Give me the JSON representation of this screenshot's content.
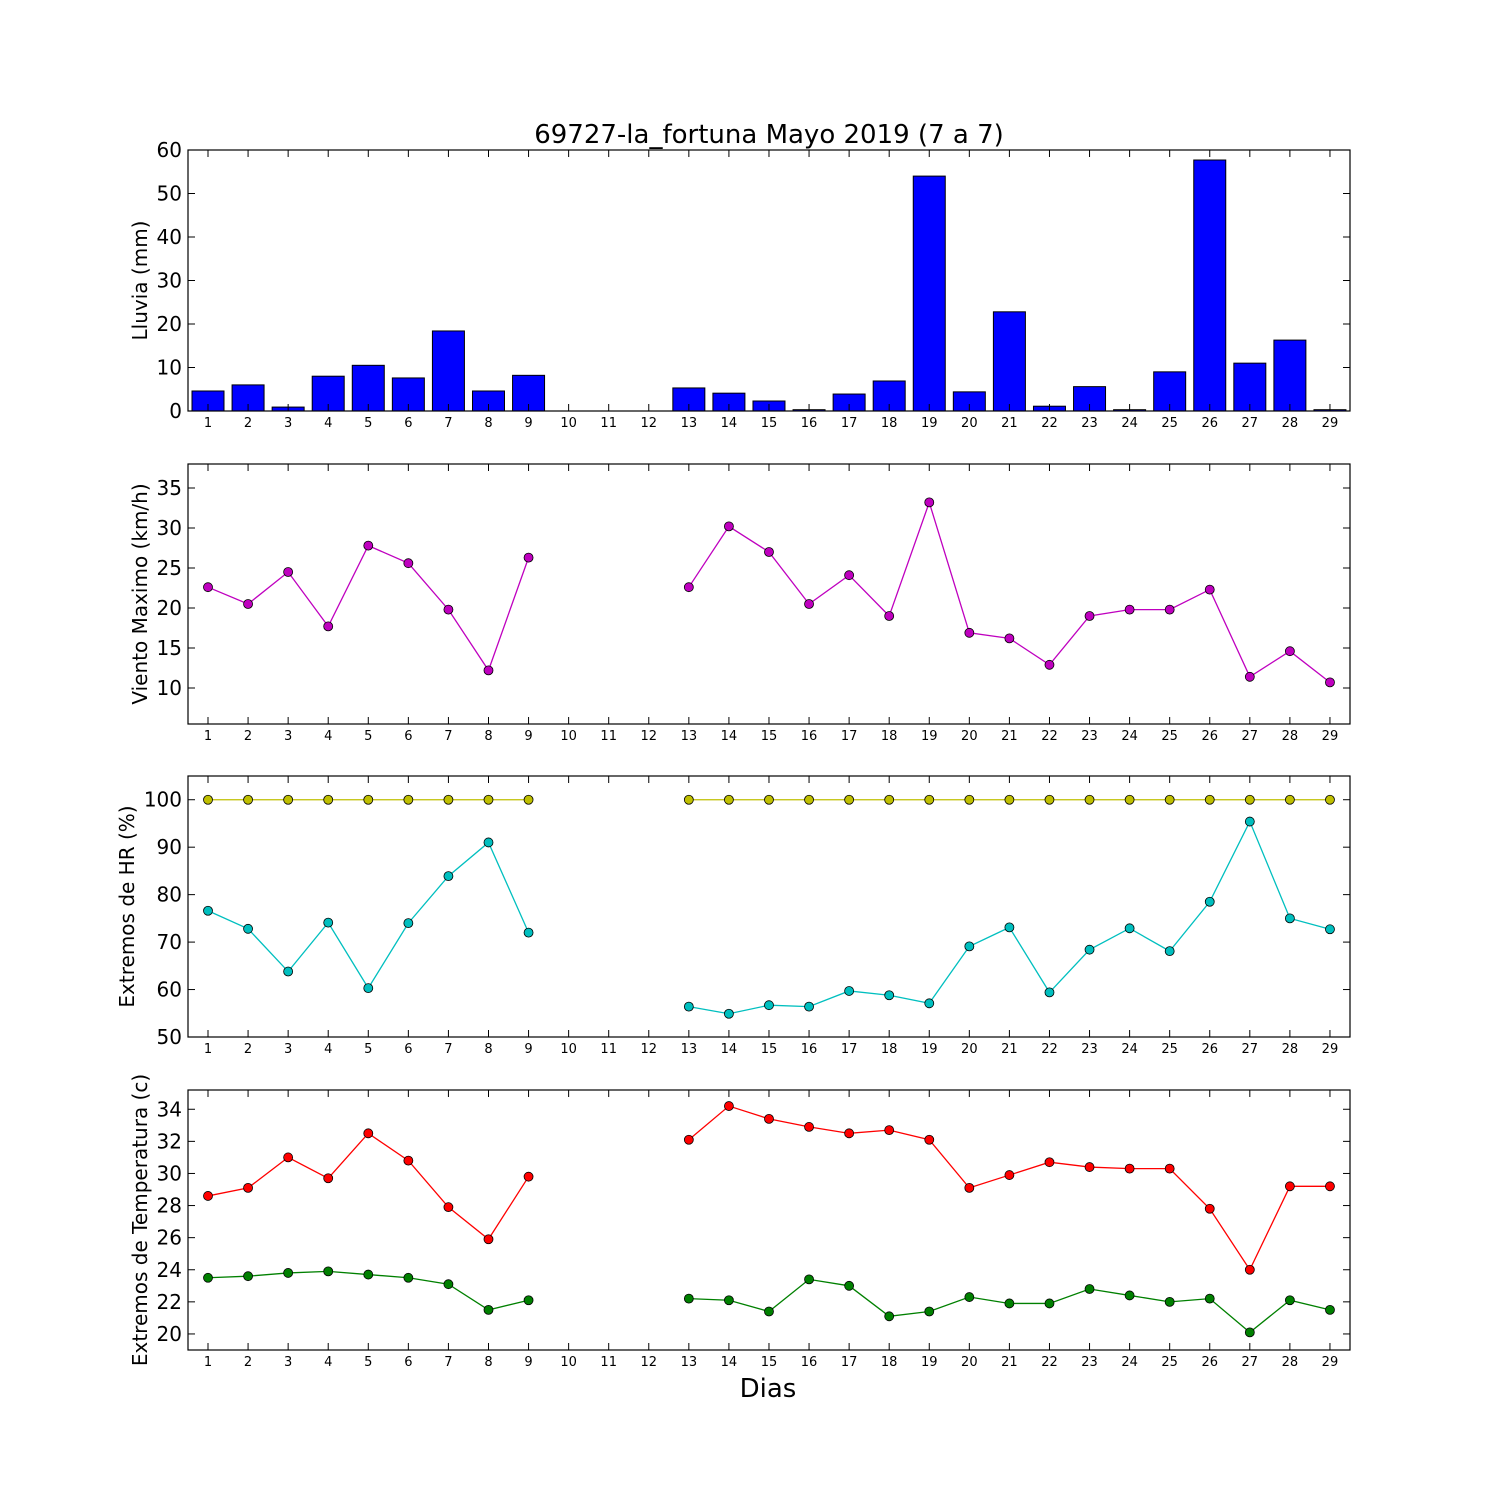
{
  "chart_data": [
    {
      "type": "bar",
      "title": "69727-la_fortuna Mayo 2019  (7 a 7)",
      "ylabel": "Lluvia (mm)",
      "xlabel": "",
      "ylim": [
        0,
        60
      ],
      "yticks": [
        0,
        10,
        20,
        30,
        40,
        50,
        60
      ],
      "categories": [
        "1",
        "2",
        "3",
        "4",
        "5",
        "6",
        "7",
        "8",
        "9",
        "10",
        "11",
        "12",
        "13",
        "14",
        "15",
        "16",
        "17",
        "18",
        "19",
        "20",
        "21",
        "22",
        "23",
        "24",
        "25",
        "26",
        "27",
        "28",
        "29"
      ],
      "series": [
        {
          "color": "#0000ff",
          "values": [
            4.6,
            6.0,
            0.9,
            8.0,
            10.5,
            7.6,
            18.4,
            4.6,
            8.2,
            0,
            0,
            0,
            5.3,
            4.1,
            2.3,
            0.3,
            3.9,
            6.9,
            54.0,
            4.4,
            22.8,
            1.1,
            5.6,
            0.3,
            9.0,
            57.7,
            11.0,
            16.3,
            0.3
          ]
        }
      ],
      "grid": false
    },
    {
      "type": "line",
      "ylabel": "Viento Maximo (km/h)",
      "ylim": [
        5.5,
        38
      ],
      "yticks": [
        10,
        15,
        20,
        25,
        30,
        35
      ],
      "categories": [
        "1",
        "2",
        "3",
        "4",
        "5",
        "6",
        "7",
        "8",
        "9",
        "10",
        "11",
        "12",
        "13",
        "14",
        "15",
        "16",
        "17",
        "18",
        "19",
        "20",
        "21",
        "22",
        "23",
        "24",
        "25",
        "26",
        "27",
        "28",
        "29"
      ],
      "series": [
        {
          "color": "#bf00bf",
          "values": [
            22.6,
            20.5,
            24.5,
            17.7,
            27.8,
            25.6,
            19.8,
            12.2,
            26.3,
            null,
            null,
            null,
            22.6,
            30.2,
            27.0,
            20.5,
            24.1,
            19.0,
            33.2,
            16.9,
            16.2,
            12.9,
            19.0,
            19.8,
            19.8,
            22.3,
            11.4,
            14.6,
            10.7
          ]
        }
      ],
      "grid": false
    },
    {
      "type": "line",
      "ylabel": "Extremos de HR (%)",
      "ylim": [
        50,
        105
      ],
      "yticks": [
        50,
        60,
        70,
        80,
        90,
        100
      ],
      "categories": [
        "1",
        "2",
        "3",
        "4",
        "5",
        "6",
        "7",
        "8",
        "9",
        "10",
        "11",
        "12",
        "13",
        "14",
        "15",
        "16",
        "17",
        "18",
        "19",
        "20",
        "21",
        "22",
        "23",
        "24",
        "25",
        "26",
        "27",
        "28",
        "29"
      ],
      "series": [
        {
          "color": "#bfbf00",
          "values": [
            100,
            100,
            100,
            100,
            100,
            100,
            100,
            100,
            100,
            null,
            null,
            null,
            100,
            100,
            100,
            100,
            100,
            100,
            100,
            100,
            100,
            100,
            100,
            100,
            100,
            100,
            100,
            100,
            100
          ]
        },
        {
          "color": "#00bfbf",
          "values": [
            76.6,
            72.8,
            63.8,
            74.1,
            60.3,
            74.0,
            83.9,
            91.0,
            72.0,
            null,
            null,
            null,
            56.4,
            54.9,
            56.7,
            56.4,
            59.7,
            58.8,
            57.1,
            69.1,
            73.1,
            59.4,
            68.4,
            72.9,
            68.1,
            78.5,
            95.4,
            75.0,
            72.7
          ]
        }
      ],
      "grid": false
    },
    {
      "type": "line",
      "ylabel": "Extremos de Temperatura (c)",
      "xlabel": "Dias",
      "ylim": [
        19,
        35.2
      ],
      "yticks": [
        20,
        22,
        24,
        26,
        28,
        30,
        32,
        34
      ],
      "categories": [
        "1",
        "2",
        "3",
        "4",
        "5",
        "6",
        "7",
        "8",
        "9",
        "10",
        "11",
        "12",
        "13",
        "14",
        "15",
        "16",
        "17",
        "18",
        "19",
        "20",
        "21",
        "22",
        "23",
        "24",
        "25",
        "26",
        "27",
        "28",
        "29"
      ],
      "series": [
        {
          "color": "#ff0000",
          "values": [
            28.6,
            29.1,
            31.0,
            29.7,
            32.5,
            30.8,
            27.9,
            25.9,
            29.8,
            null,
            null,
            null,
            32.1,
            34.2,
            33.4,
            32.9,
            32.5,
            32.7,
            32.1,
            29.1,
            29.9,
            30.7,
            30.4,
            30.3,
            30.3,
            27.8,
            24.0,
            29.2,
            29.2
          ]
        },
        {
          "color": "#008000",
          "values": [
            23.5,
            23.6,
            23.8,
            23.9,
            23.7,
            23.5,
            23.1,
            21.5,
            22.1,
            null,
            null,
            null,
            22.2,
            22.1,
            21.4,
            23.4,
            23.0,
            21.1,
            21.4,
            22.3,
            21.9,
            21.9,
            22.8,
            22.4,
            22.0,
            22.2,
            20.1,
            22.1,
            21.5
          ]
        }
      ],
      "grid": false
    }
  ]
}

THE PROBLEM: Retype all entries exactly as they appear, dropping the images.

ANSWER TO THE PROBLEM:
Give me the JSON representation of this screenshot's content.
{
  "chart_data": [
    {
      "type": "bar",
      "title": "69727-la_fortuna Mayo 2019  (7 a 7)",
      "ylabel": "Lluvia (mm)",
      "xlabel": "",
      "ylim": [
        0,
        60
      ],
      "yticks": [
        0,
        10,
        20,
        30,
        40,
        50,
        60
      ],
      "categories": [
        "1",
        "2",
        "3",
        "4",
        "5",
        "6",
        "7",
        "8",
        "9",
        "10",
        "11",
        "12",
        "13",
        "14",
        "15",
        "16",
        "17",
        "18",
        "19",
        "20",
        "21",
        "22",
        "23",
        "24",
        "25",
        "26",
        "27",
        "28",
        "29"
      ],
      "series": [
        {
          "color": "#0000ff",
          "values": [
            4.6,
            6.0,
            0.9,
            8.0,
            10.5,
            7.6,
            18.4,
            4.6,
            8.2,
            0,
            0,
            0,
            5.3,
            4.1,
            2.3,
            0.3,
            3.9,
            6.9,
            54.0,
            4.4,
            22.8,
            1.1,
            5.6,
            0.3,
            9.0,
            57.7,
            11.0,
            16.3,
            0.3
          ]
        }
      ],
      "grid": false
    },
    {
      "type": "line",
      "ylabel": "Viento Maximo (km/h)",
      "ylim": [
        5.5,
        38
      ],
      "yticks": [
        10,
        15,
        20,
        25,
        30,
        35
      ],
      "categories": [
        "1",
        "2",
        "3",
        "4",
        "5",
        "6",
        "7",
        "8",
        "9",
        "10",
        "11",
        "12",
        "13",
        "14",
        "15",
        "16",
        "17",
        "18",
        "19",
        "20",
        "21",
        "22",
        "23",
        "24",
        "25",
        "26",
        "27",
        "28",
        "29"
      ],
      "series": [
        {
          "color": "#bf00bf",
          "values": [
            22.6,
            20.5,
            24.5,
            17.7,
            27.8,
            25.6,
            19.8,
            12.2,
            26.3,
            null,
            null,
            null,
            22.6,
            30.2,
            27.0,
            20.5,
            24.1,
            19.0,
            33.2,
            16.9,
            16.2,
            12.9,
            19.0,
            19.8,
            19.8,
            22.3,
            11.4,
            14.6,
            10.7
          ]
        }
      ],
      "grid": false
    },
    {
      "type": "line",
      "ylabel": "Extremos de HR (%)",
      "ylim": [
        50,
        105
      ],
      "yticks": [
        50,
        60,
        70,
        80,
        90,
        100
      ],
      "categories": [
        "1",
        "2",
        "3",
        "4",
        "5",
        "6",
        "7",
        "8",
        "9",
        "10",
        "11",
        "12",
        "13",
        "14",
        "15",
        "16",
        "17",
        "18",
        "19",
        "20",
        "21",
        "22",
        "23",
        "24",
        "25",
        "26",
        "27",
        "28",
        "29"
      ],
      "series": [
        {
          "color": "#bfbf00",
          "values": [
            100,
            100,
            100,
            100,
            100,
            100,
            100,
            100,
            100,
            null,
            null,
            null,
            100,
            100,
            100,
            100,
            100,
            100,
            100,
            100,
            100,
            100,
            100,
            100,
            100,
            100,
            100,
            100,
            100
          ]
        },
        {
          "color": "#00bfbf",
          "values": [
            76.6,
            72.8,
            63.8,
            74.1,
            60.3,
            74.0,
            83.9,
            91.0,
            72.0,
            null,
            null,
            null,
            56.4,
            54.9,
            56.7,
            56.4,
            59.7,
            58.8,
            57.1,
            69.1,
            73.1,
            59.4,
            68.4,
            72.9,
            68.1,
            78.5,
            95.4,
            75.0,
            72.7
          ]
        }
      ],
      "grid": false
    },
    {
      "type": "line",
      "ylabel": "Extremos de Temperatura (c)",
      "xlabel": "Dias",
      "ylim": [
        19,
        35.2
      ],
      "yticks": [
        20,
        22,
        24,
        26,
        28,
        30,
        32,
        34
      ],
      "categories": [
        "1",
        "2",
        "3",
        "4",
        "5",
        "6",
        "7",
        "8",
        "9",
        "10",
        "11",
        "12",
        "13",
        "14",
        "15",
        "16",
        "17",
        "18",
        "19",
        "20",
        "21",
        "22",
        "23",
        "24",
        "25",
        "26",
        "27",
        "28",
        "29"
      ],
      "series": [
        {
          "color": "#ff0000",
          "values": [
            28.6,
            29.1,
            31.0,
            29.7,
            32.5,
            30.8,
            27.9,
            25.9,
            29.8,
            null,
            null,
            null,
            32.1,
            34.2,
            33.4,
            32.9,
            32.5,
            32.7,
            32.1,
            29.1,
            29.9,
            30.7,
            30.4,
            30.3,
            30.3,
            27.8,
            24.0,
            29.2,
            29.2
          ]
        },
        {
          "color": "#008000",
          "values": [
            23.5,
            23.6,
            23.8,
            23.9,
            23.7,
            23.5,
            23.1,
            21.5,
            22.1,
            null,
            null,
            null,
            22.2,
            22.1,
            21.4,
            23.4,
            23.0,
            21.1,
            21.4,
            22.3,
            21.9,
            21.9,
            22.8,
            22.4,
            22.0,
            22.2,
            20.1,
            22.1,
            21.5
          ]
        }
      ],
      "grid": false
    }
  ]
}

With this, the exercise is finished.